Directive: Repeat the entries that follow verbatim, without any of their pictures.

[Records from a collection]
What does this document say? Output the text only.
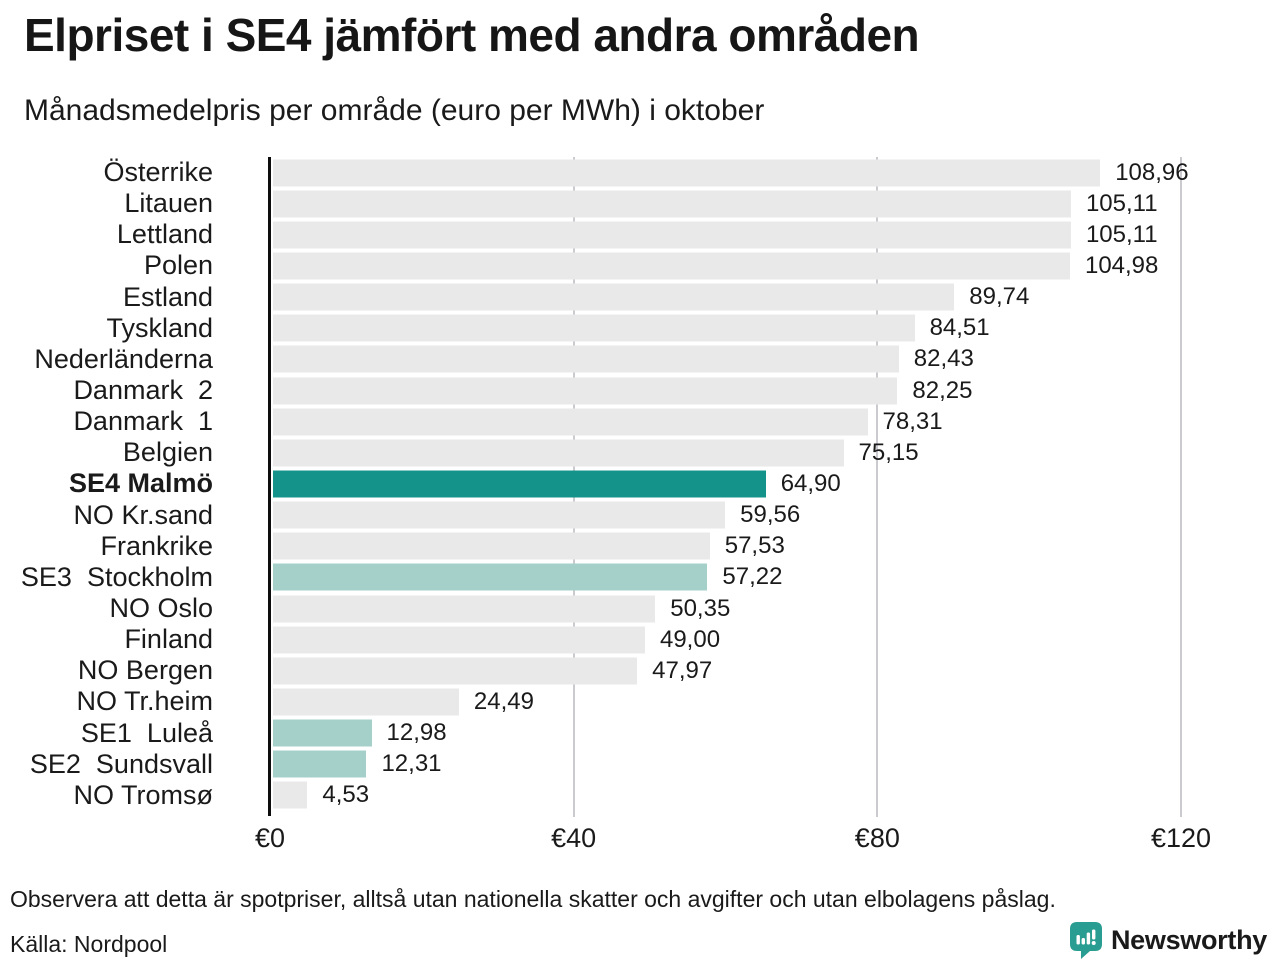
Elpriset i SE4 jämfört med andra områden

Månadsmedelpris per område (euro per MWh) i oktober

Österrike	108,96
Litauen	105,11
Lettland	105,11
Polen	104,98
Estland	89,74
Tyskland	84,51
Nederländerna	82,43
Danmark  2	82,25
Danmark  1	78,31
Belgien	75,15
SE4 Malmö	64,90
NO Kr.sand	59,56
Frankrike	57,53
SE3  Stockholm	57,22
NO Oslo	50,35
Finland	49,00
NO Bergen	47,97
NO Tr.heim	24,49
SE1  Luleå	12,98
SE2  Sundsvall	12,31
NO Tromsø	4,53
€0	€40	€80	€120

Observera att detta är spotpriser, alltså utan nationella skatter och avgifter och utan elbolagens påslag.

Källa: Nordpool	Newsworthy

Exercise solution:
What does this document say? Output the text only.
Elpriset i SE4 jämfört med andra områden

Månadsmedelpris per område (euro per MWh) i oktober

Österrike	108,96
Litauen	105,11
Lettland	105,11
Polen	104,98
Estland	89,74
Tyskland	84,51
Nederländerna	82,43
Danmark  2	82,25
Danmark  1	78,31
Belgien	75,15
SE4 Malmö	64,90
NO Kr.sand	59,56
Frankrike	57,53
SE3  Stockholm	57,22
NO Oslo	50,35
Finland	49,00
NO Bergen	47,97
NO Tr.heim	24,49
SE1  Luleå	12,98
SE2  Sundsvall	12,31
NO Tromsø	4,53
€0	€40	€80	€120

Observera att detta är spotpriser, alltså utan nationella skatter och avgifter och utan elbolagens påslag.

Källa: Nordpool	Newsworthy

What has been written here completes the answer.